Copy out every line in which the string "existing" occurs.

··· Information provided

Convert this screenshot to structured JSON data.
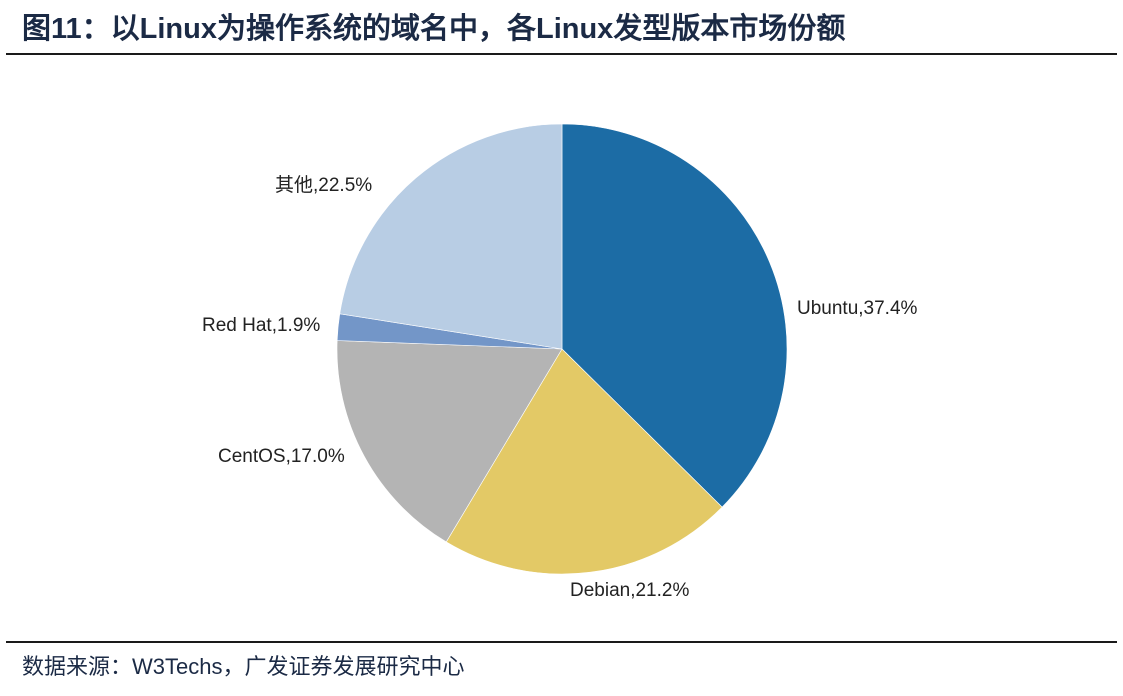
{
  "header": {
    "title": "图11：以Linux为操作系统的域名中，各Linux发型版本市场份额"
  },
  "footer": {
    "source": "数据来源：W3Techs，广发证券发展研究中心"
  },
  "chart_data": {
    "type": "pie",
    "title": "以Linux为操作系统的域名中，各Linux发型版本市场份额",
    "start_angle": "12 o'clock",
    "direction": "clockwise",
    "categories": [
      "Ubuntu",
      "Debian",
      "CentOS",
      "Red Hat",
      "其他"
    ],
    "values": [
      37.4,
      21.2,
      17.0,
      1.9,
      22.5
    ],
    "unit": "%",
    "colors": [
      "#1c6ca5",
      "#e3c966",
      "#b4b4b4",
      "#7396c8",
      "#b8cde4"
    ],
    "labels": [
      "Ubuntu,37.4%",
      "Debian,21.2%",
      "CentOS,17.0%",
      "Red Hat,1.9%",
      "其他,22.5%"
    ],
    "legend": "none (data labels outside slices)"
  }
}
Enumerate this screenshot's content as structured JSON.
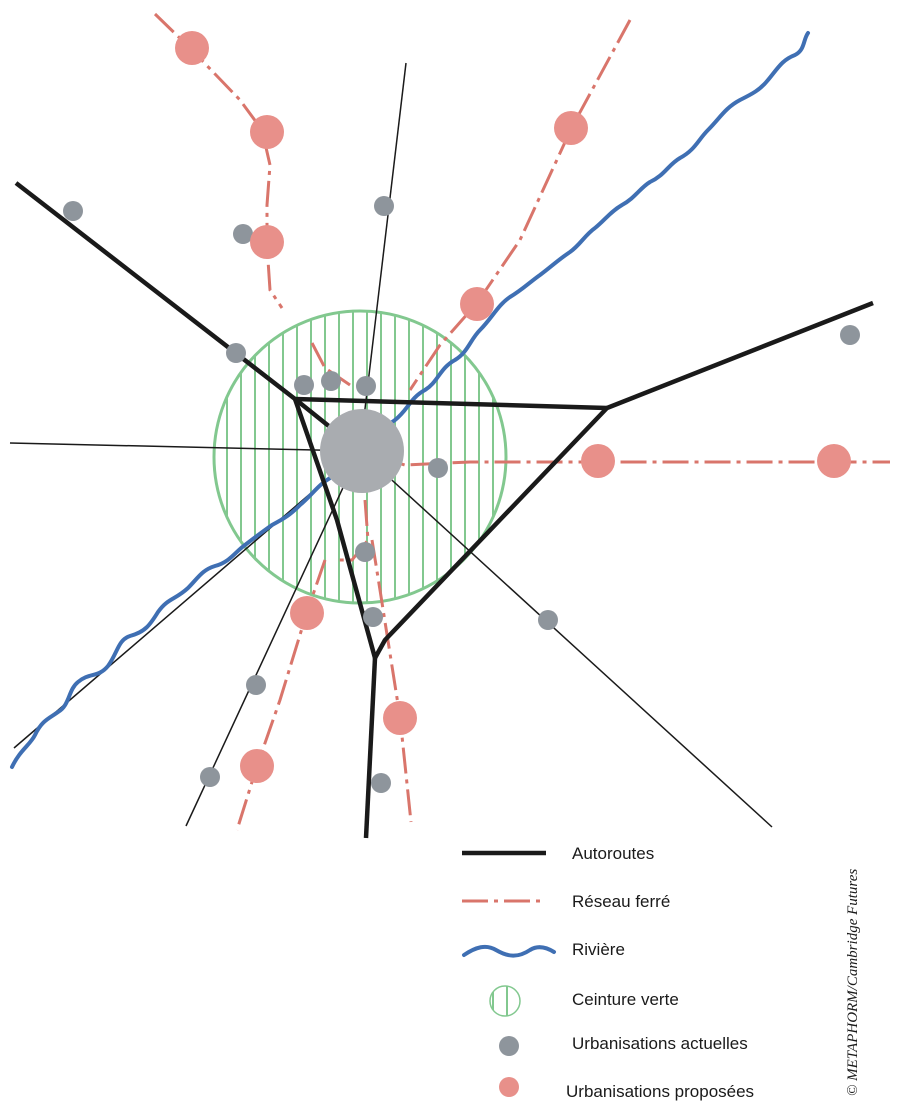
{
  "legend": {
    "highways": "Autoroutes",
    "rail": "Réseau ferré",
    "river": "Rivière",
    "greenbelt": "Ceinture verte",
    "existing": "Urbanisations actuelles",
    "proposed": "Urbanisations proposées"
  },
  "credit": "© METAPHORM/Cambridge Futures",
  "colors": {
    "highway": "#1a1a1a",
    "rail": "#d9756b",
    "river": "#3f6fb3",
    "greenbelt": "#82c88f",
    "existing": "#8e959c",
    "proposed": "#e8908a",
    "center": "#a9acb0"
  }
}
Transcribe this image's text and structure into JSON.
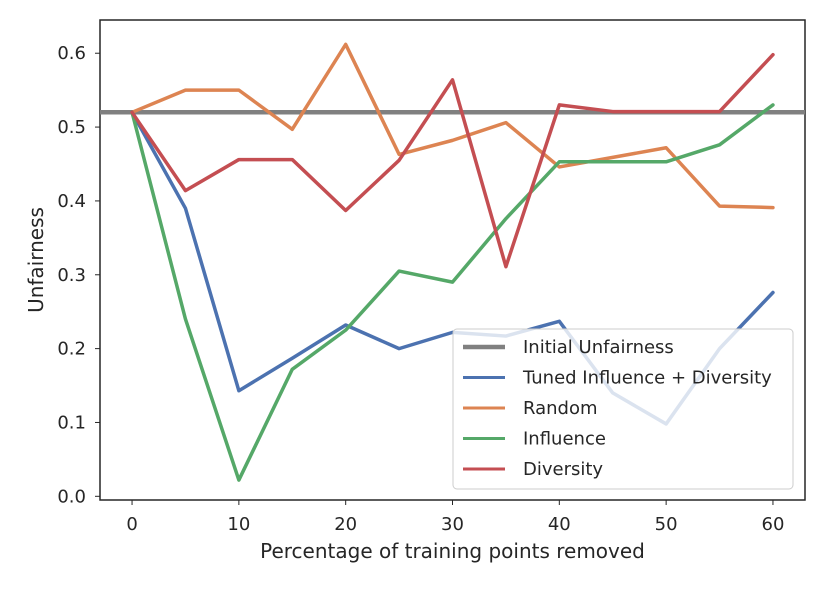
{
  "chart_data": {
    "type": "line",
    "title": "",
    "xlabel": "Percentage of training points removed",
    "ylabel": "Unfairness",
    "xlim": [
      -3,
      63
    ],
    "ylim": [
      -0.005,
      0.645
    ],
    "xticks": [
      0,
      10,
      20,
      30,
      40,
      50,
      60
    ],
    "xtick_labels": [
      "0",
      "10",
      "20",
      "30",
      "40",
      "50",
      "60"
    ],
    "yticks": [
      0.0,
      0.1,
      0.2,
      0.3,
      0.4,
      0.5,
      0.6
    ],
    "ytick_labels": [
      "0.0",
      "0.1",
      "0.2",
      "0.3",
      "0.4",
      "0.5",
      "0.6"
    ],
    "grid": false,
    "legend_position": "lower-right",
    "x": [
      0,
      5,
      10,
      15,
      20,
      25,
      30,
      35,
      40,
      45,
      50,
      55,
      60
    ],
    "baseline": {
      "name": "Initial Unfairness",
      "value": 0.52,
      "color": "#808080"
    },
    "series": [
      {
        "name": "Tuned Influence + Diversity",
        "color": "#4c72b0",
        "values": [
          0.52,
          0.39,
          0.143,
          0.187,
          0.232,
          0.2,
          0.222,
          0.217,
          0.237,
          0.14,
          0.098,
          0.2,
          0.276
        ]
      },
      {
        "name": "Random",
        "color": "#dd8452",
        "values": [
          0.52,
          0.55,
          0.55,
          0.497,
          0.612,
          0.463,
          0.482,
          0.506,
          0.446,
          0.459,
          0.472,
          0.393,
          0.391
        ]
      },
      {
        "name": "Influence",
        "color": "#55a868",
        "values": [
          0.52,
          0.24,
          0.022,
          0.172,
          0.225,
          0.305,
          0.29,
          0.376,
          0.453,
          0.453,
          0.453,
          0.476,
          0.53
        ]
      },
      {
        "name": "Diversity",
        "color": "#c44e52",
        "values": [
          0.52,
          0.414,
          0.456,
          0.456,
          0.387,
          0.455,
          0.564,
          0.311,
          0.53,
          0.521,
          0.521,
          0.521,
          0.598
        ]
      }
    ]
  }
}
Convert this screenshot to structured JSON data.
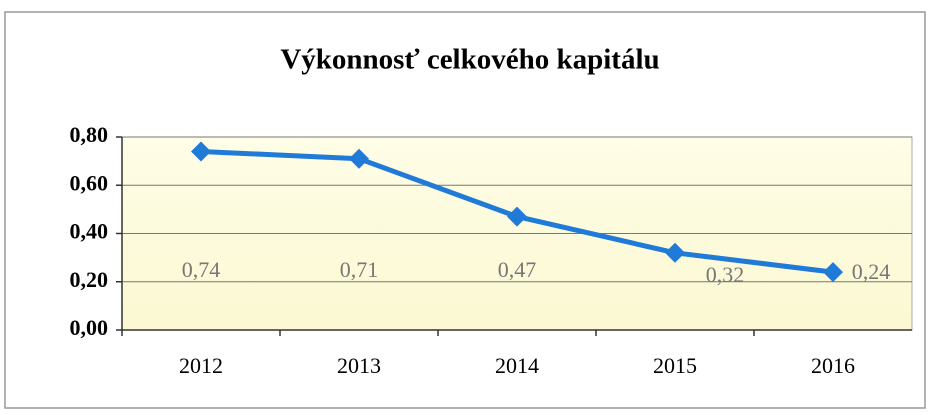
{
  "chart_data": {
    "type": "line",
    "title": "Výkonnosť celkového kapitálu",
    "categories": [
      "2012",
      "2013",
      "2014",
      "2015",
      "2016"
    ],
    "series": [
      {
        "color": "#1f7ad8",
        "values": [
          0.74,
          0.71,
          0.47,
          0.32,
          0.24
        ],
        "value_labels": [
          "0,74",
          "0,71",
          "0,47",
          "0,32",
          "0,24"
        ]
      }
    ],
    "ylim": [
      0,
      0.8
    ],
    "yticks": [
      {
        "value": 0,
        "label": "0,00"
      },
      {
        "value": 0.2,
        "label": "0,20"
      },
      {
        "value": 0.4,
        "label": "0,40"
      },
      {
        "value": 0.6,
        "label": "0,60"
      },
      {
        "value": 0.8,
        "label": "0,80"
      }
    ],
    "grid": true
  }
}
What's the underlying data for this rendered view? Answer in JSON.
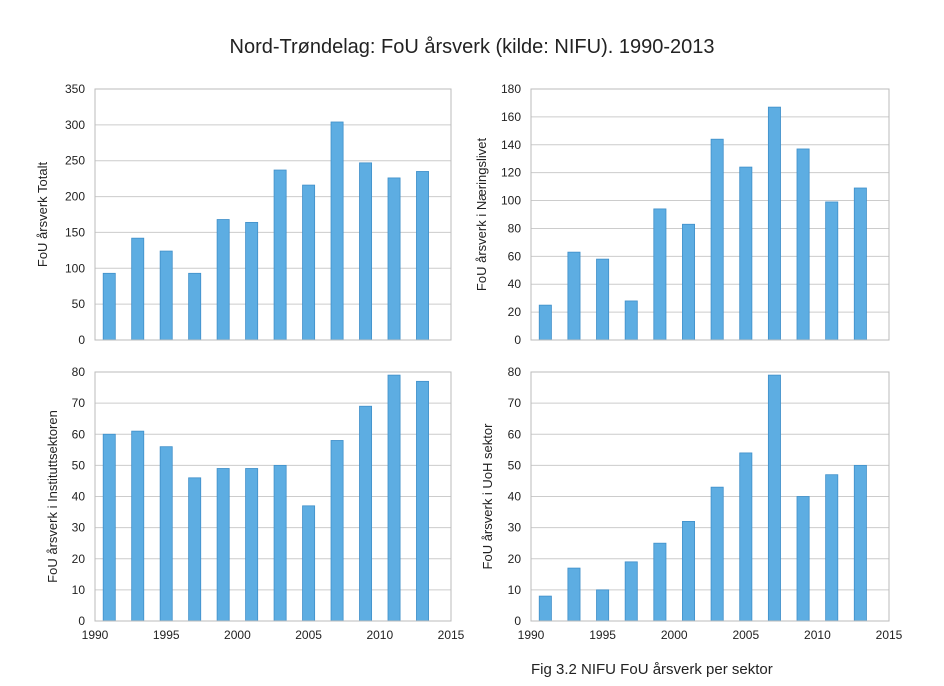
{
  "title": "Nord-Trøndelag: FoU årsverk (kilde: NIFU). 1990-2013",
  "caption": "Fig 3.2 NIFU FoU årsverk per sektor",
  "colors": {
    "bar": "#5dade2",
    "bar_edge": "#3f8fc9",
    "grid": "#cccccc",
    "frame": "#bbbbbb"
  },
  "chart_data": [
    {
      "type": "bar",
      "ylabel": "FoU årsverk Totalt",
      "x": [
        1991,
        1993,
        1995,
        1997,
        1999,
        2001,
        2003,
        2005,
        2007,
        2009,
        2011,
        2013
      ],
      "values": [
        93,
        142,
        124,
        93,
        168,
        164,
        237,
        216,
        304,
        247,
        226,
        235
      ],
      "xlim": [
        1990,
        2015
      ],
      "ylim": [
        0,
        350
      ],
      "xticks": [],
      "yticks": [
        0,
        50,
        100,
        150,
        200,
        250,
        300,
        350
      ],
      "grid": true
    },
    {
      "type": "bar",
      "ylabel": "FoU årsverk i Næringslivet",
      "x": [
        1991,
        1993,
        1995,
        1997,
        1999,
        2001,
        2003,
        2005,
        2007,
        2009,
        2011,
        2013
      ],
      "values": [
        25,
        63,
        58,
        28,
        94,
        83,
        144,
        124,
        167,
        137,
        99,
        109
      ],
      "xlim": [
        1990,
        2015
      ],
      "ylim": [
        0,
        180
      ],
      "xticks": [],
      "yticks": [
        0,
        20,
        40,
        60,
        80,
        100,
        120,
        140,
        160,
        180
      ],
      "grid": true
    },
    {
      "type": "bar",
      "ylabel": "FoU årsverk i Instituttsektoren",
      "x": [
        1991,
        1993,
        1995,
        1997,
        1999,
        2001,
        2003,
        2005,
        2007,
        2009,
        2011,
        2013
      ],
      "values": [
        60,
        61,
        56,
        46,
        49,
        49,
        50,
        37,
        58,
        69,
        79,
        77
      ],
      "xlim": [
        1990,
        2015
      ],
      "ylim": [
        0,
        80
      ],
      "xticks": [
        1990,
        1995,
        2000,
        2005,
        2010,
        2015
      ],
      "yticks": [
        0,
        10,
        20,
        30,
        40,
        50,
        60,
        70,
        80
      ],
      "grid": true
    },
    {
      "type": "bar",
      "ylabel": "FoU årsverk i UoH sektor",
      "x": [
        1991,
        1993,
        1995,
        1997,
        1999,
        2001,
        2003,
        2005,
        2007,
        2009,
        2011,
        2013
      ],
      "values": [
        8,
        17,
        10,
        19,
        25,
        32,
        43,
        54,
        79,
        40,
        47,
        50
      ],
      "xlim": [
        1990,
        2015
      ],
      "ylim": [
        0,
        80
      ],
      "xticks": [
        1990,
        1995,
        2000,
        2005,
        2010,
        2015
      ],
      "yticks": [
        0,
        10,
        20,
        30,
        40,
        50,
        60,
        70,
        80
      ],
      "grid": true
    }
  ]
}
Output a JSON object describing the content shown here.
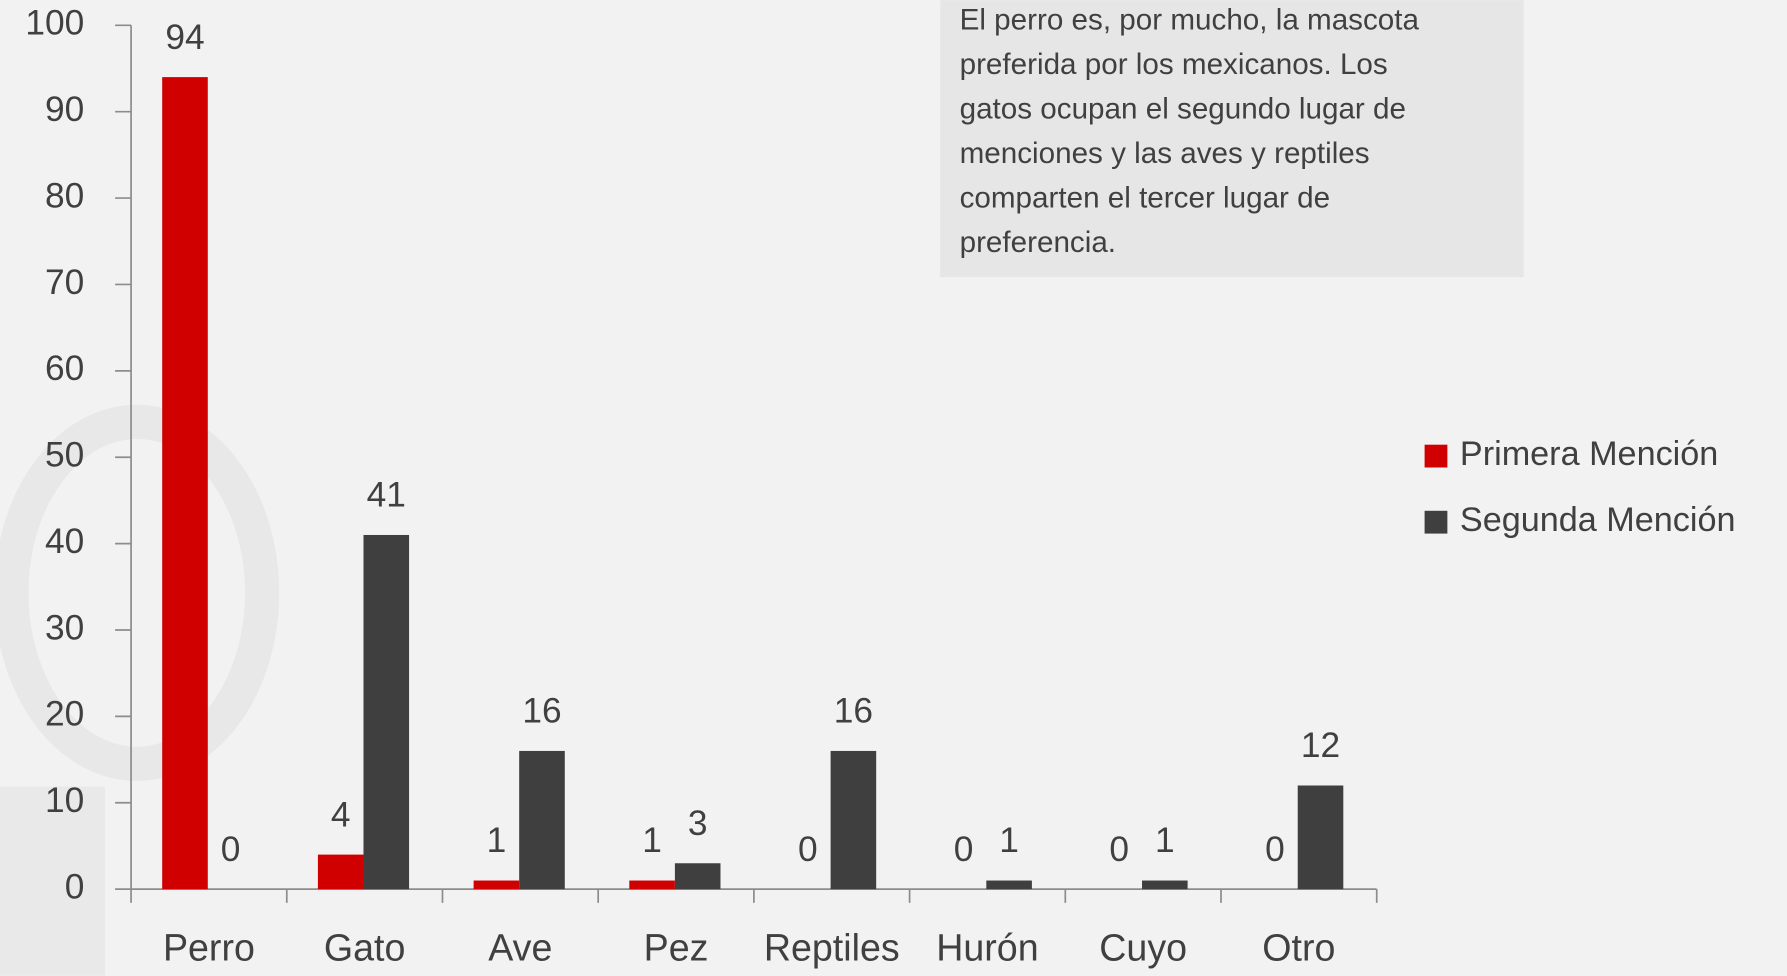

······

Exercise result
    "existing": "Urbanisations actuelles",
    "existing": "#8e959c",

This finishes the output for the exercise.